**RECORDS FOR PROCESSING**.
☆ ☆ ☆ ☆
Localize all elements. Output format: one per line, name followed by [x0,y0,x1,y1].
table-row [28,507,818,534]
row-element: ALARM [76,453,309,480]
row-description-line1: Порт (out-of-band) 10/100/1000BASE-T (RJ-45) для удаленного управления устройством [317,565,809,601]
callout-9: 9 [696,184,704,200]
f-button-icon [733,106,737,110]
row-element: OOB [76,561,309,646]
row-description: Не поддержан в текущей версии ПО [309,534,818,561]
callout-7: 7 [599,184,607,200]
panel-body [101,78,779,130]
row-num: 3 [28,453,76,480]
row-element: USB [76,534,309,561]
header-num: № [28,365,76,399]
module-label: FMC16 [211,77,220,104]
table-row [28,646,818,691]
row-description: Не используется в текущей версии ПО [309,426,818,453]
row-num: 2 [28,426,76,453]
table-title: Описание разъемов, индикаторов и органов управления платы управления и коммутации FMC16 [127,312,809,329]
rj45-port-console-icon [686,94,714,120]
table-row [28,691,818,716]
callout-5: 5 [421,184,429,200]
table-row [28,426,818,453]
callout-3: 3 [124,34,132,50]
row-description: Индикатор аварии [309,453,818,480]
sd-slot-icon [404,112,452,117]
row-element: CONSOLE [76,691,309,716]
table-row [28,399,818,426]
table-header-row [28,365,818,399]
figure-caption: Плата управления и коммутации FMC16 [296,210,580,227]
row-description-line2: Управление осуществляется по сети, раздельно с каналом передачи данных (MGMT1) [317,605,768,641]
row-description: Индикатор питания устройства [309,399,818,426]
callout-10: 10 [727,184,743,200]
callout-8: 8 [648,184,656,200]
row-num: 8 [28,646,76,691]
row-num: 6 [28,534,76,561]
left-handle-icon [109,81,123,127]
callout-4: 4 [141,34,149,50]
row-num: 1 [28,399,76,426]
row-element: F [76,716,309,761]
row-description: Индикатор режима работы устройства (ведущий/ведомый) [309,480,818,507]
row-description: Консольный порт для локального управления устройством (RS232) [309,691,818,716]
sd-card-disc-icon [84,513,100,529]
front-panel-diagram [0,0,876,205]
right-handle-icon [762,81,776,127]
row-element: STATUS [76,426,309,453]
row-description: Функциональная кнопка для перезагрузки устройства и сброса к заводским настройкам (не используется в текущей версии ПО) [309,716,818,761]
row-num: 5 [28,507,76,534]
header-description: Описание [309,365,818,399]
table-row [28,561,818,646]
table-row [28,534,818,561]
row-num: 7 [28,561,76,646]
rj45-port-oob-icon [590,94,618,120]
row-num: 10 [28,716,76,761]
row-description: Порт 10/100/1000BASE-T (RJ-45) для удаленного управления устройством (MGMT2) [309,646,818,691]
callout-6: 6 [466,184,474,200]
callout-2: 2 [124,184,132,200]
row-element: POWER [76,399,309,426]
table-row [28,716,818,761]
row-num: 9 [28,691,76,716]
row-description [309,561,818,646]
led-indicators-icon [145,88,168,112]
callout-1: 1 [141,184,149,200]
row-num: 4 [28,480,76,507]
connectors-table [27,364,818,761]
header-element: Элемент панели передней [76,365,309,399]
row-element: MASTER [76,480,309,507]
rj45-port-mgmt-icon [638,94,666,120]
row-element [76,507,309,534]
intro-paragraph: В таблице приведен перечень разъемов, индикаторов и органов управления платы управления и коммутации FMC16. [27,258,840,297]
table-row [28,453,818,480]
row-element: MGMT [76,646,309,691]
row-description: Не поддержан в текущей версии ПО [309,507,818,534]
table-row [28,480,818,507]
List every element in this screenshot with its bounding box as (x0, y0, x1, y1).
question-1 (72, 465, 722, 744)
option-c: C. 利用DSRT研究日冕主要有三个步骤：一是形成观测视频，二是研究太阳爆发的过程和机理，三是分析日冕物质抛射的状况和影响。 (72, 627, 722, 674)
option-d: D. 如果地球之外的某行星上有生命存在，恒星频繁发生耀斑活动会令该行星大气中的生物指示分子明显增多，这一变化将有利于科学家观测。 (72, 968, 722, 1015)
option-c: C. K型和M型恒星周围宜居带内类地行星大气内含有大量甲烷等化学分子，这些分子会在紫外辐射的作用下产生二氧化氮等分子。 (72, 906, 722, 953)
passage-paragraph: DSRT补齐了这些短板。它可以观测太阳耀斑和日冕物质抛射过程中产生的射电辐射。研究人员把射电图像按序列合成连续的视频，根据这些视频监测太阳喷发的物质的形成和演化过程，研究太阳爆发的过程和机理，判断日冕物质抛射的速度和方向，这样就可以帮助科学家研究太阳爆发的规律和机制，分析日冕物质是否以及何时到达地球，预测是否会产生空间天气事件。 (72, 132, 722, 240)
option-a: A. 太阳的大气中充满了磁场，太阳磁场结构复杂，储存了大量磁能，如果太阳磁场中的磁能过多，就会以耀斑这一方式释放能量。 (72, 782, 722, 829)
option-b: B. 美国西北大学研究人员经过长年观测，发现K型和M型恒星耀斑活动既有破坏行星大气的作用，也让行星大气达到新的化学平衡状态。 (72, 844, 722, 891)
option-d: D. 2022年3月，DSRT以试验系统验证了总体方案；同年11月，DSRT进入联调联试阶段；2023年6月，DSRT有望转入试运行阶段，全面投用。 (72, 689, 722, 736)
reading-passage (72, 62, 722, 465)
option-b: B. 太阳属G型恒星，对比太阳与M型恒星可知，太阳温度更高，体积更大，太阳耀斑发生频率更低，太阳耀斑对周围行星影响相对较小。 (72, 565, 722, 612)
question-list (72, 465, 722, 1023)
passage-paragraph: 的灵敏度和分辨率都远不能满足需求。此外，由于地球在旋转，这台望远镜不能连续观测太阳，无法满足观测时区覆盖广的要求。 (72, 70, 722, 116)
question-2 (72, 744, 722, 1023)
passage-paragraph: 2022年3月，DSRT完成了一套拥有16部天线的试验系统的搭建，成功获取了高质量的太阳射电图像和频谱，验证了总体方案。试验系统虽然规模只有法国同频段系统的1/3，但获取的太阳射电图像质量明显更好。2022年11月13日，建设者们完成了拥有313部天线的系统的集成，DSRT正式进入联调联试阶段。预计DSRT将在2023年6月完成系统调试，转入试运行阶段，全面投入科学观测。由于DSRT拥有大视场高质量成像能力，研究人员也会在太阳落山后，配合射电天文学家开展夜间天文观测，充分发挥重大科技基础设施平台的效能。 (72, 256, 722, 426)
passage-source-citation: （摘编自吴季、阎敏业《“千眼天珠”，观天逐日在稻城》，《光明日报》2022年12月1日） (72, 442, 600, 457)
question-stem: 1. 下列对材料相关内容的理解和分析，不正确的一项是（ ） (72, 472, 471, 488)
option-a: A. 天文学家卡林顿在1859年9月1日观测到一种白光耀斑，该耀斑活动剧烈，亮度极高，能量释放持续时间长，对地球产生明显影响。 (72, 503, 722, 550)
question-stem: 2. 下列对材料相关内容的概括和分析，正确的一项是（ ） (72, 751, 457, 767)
☆ ☆ ☆ ☆
**EXERCISE INSTRUCTIONS**. Rewrite all the records, changing "row-element" to "row-label" wherever it appears and leaving everything else unchanged.

**OUTPUT OF THE TASK**.
Localize all elements. Output format: one per line, name followed by [x0,y0,x1,y1].
table-row [28,507,818,534]
row-label: ALARM [76,453,309,480]
row-description-line1: Порт (out-of-band) 10/100/1000BASE-T (RJ-45) для удаленного управления устройством [317,565,809,601]
callout-9: 9 [696,184,704,200]
f-button-icon [733,106,737,110]
row-label: OOB [76,561,309,646]
row-description: Не поддержан в текущей версии ПО [309,534,818,561]
callout-7: 7 [599,184,607,200]
panel-body [101,78,779,130]
row-num: 3 [28,453,76,480]
row-label: USB [76,534,309,561]
header-num: № [28,365,76,399]
module-label: FMC16 [211,77,220,104]
table-row [28,646,818,691]
row-description: Не используется в текущей версии ПО [309,426,818,453]
row-num: 2 [28,426,76,453]
table-title: Описание разъемов, индикаторов и органов управления платы управления и коммутации FMC16 [127,312,809,329]
rj45-port-console-icon [686,94,714,120]
table-row [28,691,818,716]
callout-5: 5 [421,184,429,200]
table-row [28,426,818,453]
callout-3: 3 [124,34,132,50]
row-description: Индикатор аварии [309,453,818,480]
sd-slot-icon [404,112,452,117]
row-label: CONSOLE [76,691,309,716]
table-row [28,399,818,426]
table-header-row [28,365,818,399]
figure-caption: Плата управления и коммутации FMC16 [296,210,580,227]
row-description-line2: Управление осуществляется по сети, раздельно с каналом передачи данных (MGMT1) [317,605,768,641]
row-description: Индикатор питания устройства [309,399,818,426]
callout-10: 10 [727,184,743,200]
callout-8: 8 [648,184,656,200]
row-num: 8 [28,646,76,691]
row-num: 6 [28,534,76,561]
left-handle-icon [109,81,123,127]
callout-4: 4 [141,34,149,50]
row-num: 1 [28,399,76,426]
row-label: F [76,716,309,761]
row-description: Индикатор режима работы устройства (ведущий/ведомый) [309,480,818,507]
row-description: Консольный порт для локального управления устройством (RS232) [309,691,818,716]
sd-card-disc-icon [84,513,100,529]
front-panel-diagram [0,0,876,205]
right-handle-icon [762,81,776,127]
row-label: STATUS [76,426,309,453]
row-description: Функциональная кнопка для перезагрузки устройства и сброса к заводским настройкам (не используется в текущей версии ПО) [309,716,818,761]
row-num: 5 [28,507,76,534]
header-description: Описание [309,365,818,399]
table-row [28,561,818,646]
table-row [28,534,818,561]
row-num: 7 [28,561,76,646]
rj45-port-oob-icon [590,94,618,120]
row-num: 10 [28,716,76,761]
row-description: Порт 10/100/1000BASE-T (RJ-45) для удаленного управления устройством (MGMT2) [309,646,818,691]
callout-6: 6 [466,184,474,200]
callout-2: 2 [124,184,132,200]
row-label: POWER [76,399,309,426]
table-row [28,716,818,761]
row-num: 9 [28,691,76,716]
row-description [309,561,818,646]
led-indicators-icon [145,88,168,112]
callout-1: 1 [141,184,149,200]
row-num: 4 [28,480,76,507]
connectors-table [27,364,818,761]
header-element: Элемент панели передней [76,365,309,399]
row-label: MASTER [76,480,309,507]
rj45-port-mgmt-icon [638,94,666,120]
row-label [76,507,309,534]
intro-paragraph: В таблице приведен перечень разъемов, индикаторов и органов управления платы управления и коммутации FMC16. [27,258,840,297]
table-row [28,453,818,480]
row-label: MGMT [76,646,309,691]
row-description: Не поддержан в текущей версии ПО [309,507,818,534]
table-row [28,480,818,507]
List every element in this screenshot with its bounding box as (x0, y0, x1, y1).
question-1 (72, 465, 722, 744)
option-c: C. 利用DSRT研究日冕主要有三个步骤：一是形成观测视频，二是研究太阳爆发的过程和机理，三是分析日冕物质抛射的状况和影响。 (72, 627, 722, 674)
option-d: D. 如果地球之外的某行星上有生命存在，恒星频繁发生耀斑活动会令该行星大气中的生物指示分子明显增多，这一变化将有利于科学家观测。 (72, 968, 722, 1015)
option-c: C. K型和M型恒星周围宜居带内类地行星大气内含有大量甲烷等化学分子，这些分子会在紫外辐射的作用下产生二氧化氮等分子。 (72, 906, 722, 953)
passage-paragraph: DSRT补齐了这些短板。它可以观测太阳耀斑和日冕物质抛射过程中产生的射电辐射。研究人员把射电图像按序列合成连续的视频，根据这些视频监测太阳喷发的物质的形成和演化过程，研究太阳爆发的过程和机理，判断日冕物质抛射的速度和方向，这样就可以帮助科学家研究太阳爆发的规律和机制，分析日冕物质是否以及何时到达地球，预测是否会产生空间天气事件。 (72, 132, 722, 240)
option-a: A. 太阳的大气中充满了磁场，太阳磁场结构复杂，储存了大量磁能，如果太阳磁场中的磁能过多，就会以耀斑这一方式释放能量。 (72, 782, 722, 829)
option-b: B. 美国西北大学研究人员经过长年观测，发现K型和M型恒星耀斑活动既有破坏行星大气的作用，也让行星大气达到新的化学平衡状态。 (72, 844, 722, 891)
option-d: D. 2022年3月，DSRT以试验系统验证了总体方案；同年11月，DSRT进入联调联试阶段；2023年6月，DSRT有望转入试运行阶段，全面投用。 (72, 689, 722, 736)
reading-passage (72, 62, 722, 465)
option-b: B. 太阳属G型恒星，对比太阳与M型恒星可知，太阳温度更高，体积更大，太阳耀斑发生频率更低，太阳耀斑对周围行星影响相对较小。 (72, 565, 722, 612)
question-list (72, 465, 722, 1023)
passage-paragraph: 的灵敏度和分辨率都远不能满足需求。此外，由于地球在旋转，这台望远镜不能连续观测太阳，无法满足观测时区覆盖广的要求。 (72, 70, 722, 116)
question-2 (72, 744, 722, 1023)
passage-paragraph: 2022年3月，DSRT完成了一套拥有16部天线的试验系统的搭建，成功获取了高质量的太阳射电图像和频谱，验证了总体方案。试验系统虽然规模只有法国同频段系统的1/3，但获取的太阳射电图像质量明显更好。2022年11月13日，建设者们完成了拥有313部天线的系统的集成，DSRT正式进入联调联试阶段。预计DSRT将在2023年6月完成系统调试，转入试运行阶段，全面投入科学观测。由于DSRT拥有大视场高质量成像能力，研究人员也会在太阳落山后，配合射电天文学家开展夜间天文观测，充分发挥重大科技基础设施平台的效能。 (72, 256, 722, 426)
passage-source-citation: （摘编自吴季、阎敏业《“千眼天珠”，观天逐日在稻城》，《光明日报》2022年12月1日） (72, 442, 600, 457)
question-stem: 1. 下列对材料相关内容的理解和分析，不正确的一项是（ ） (72, 472, 471, 488)
option-a: A. 天文学家卡林顿在1859年9月1日观测到一种白光耀斑，该耀斑活动剧烈，亮度极高，能量释放持续时间长，对地球产生明显影响。 (72, 503, 722, 550)
question-stem: 2. 下列对材料相关内容的概括和分析，正确的一项是（ ） (72, 751, 457, 767)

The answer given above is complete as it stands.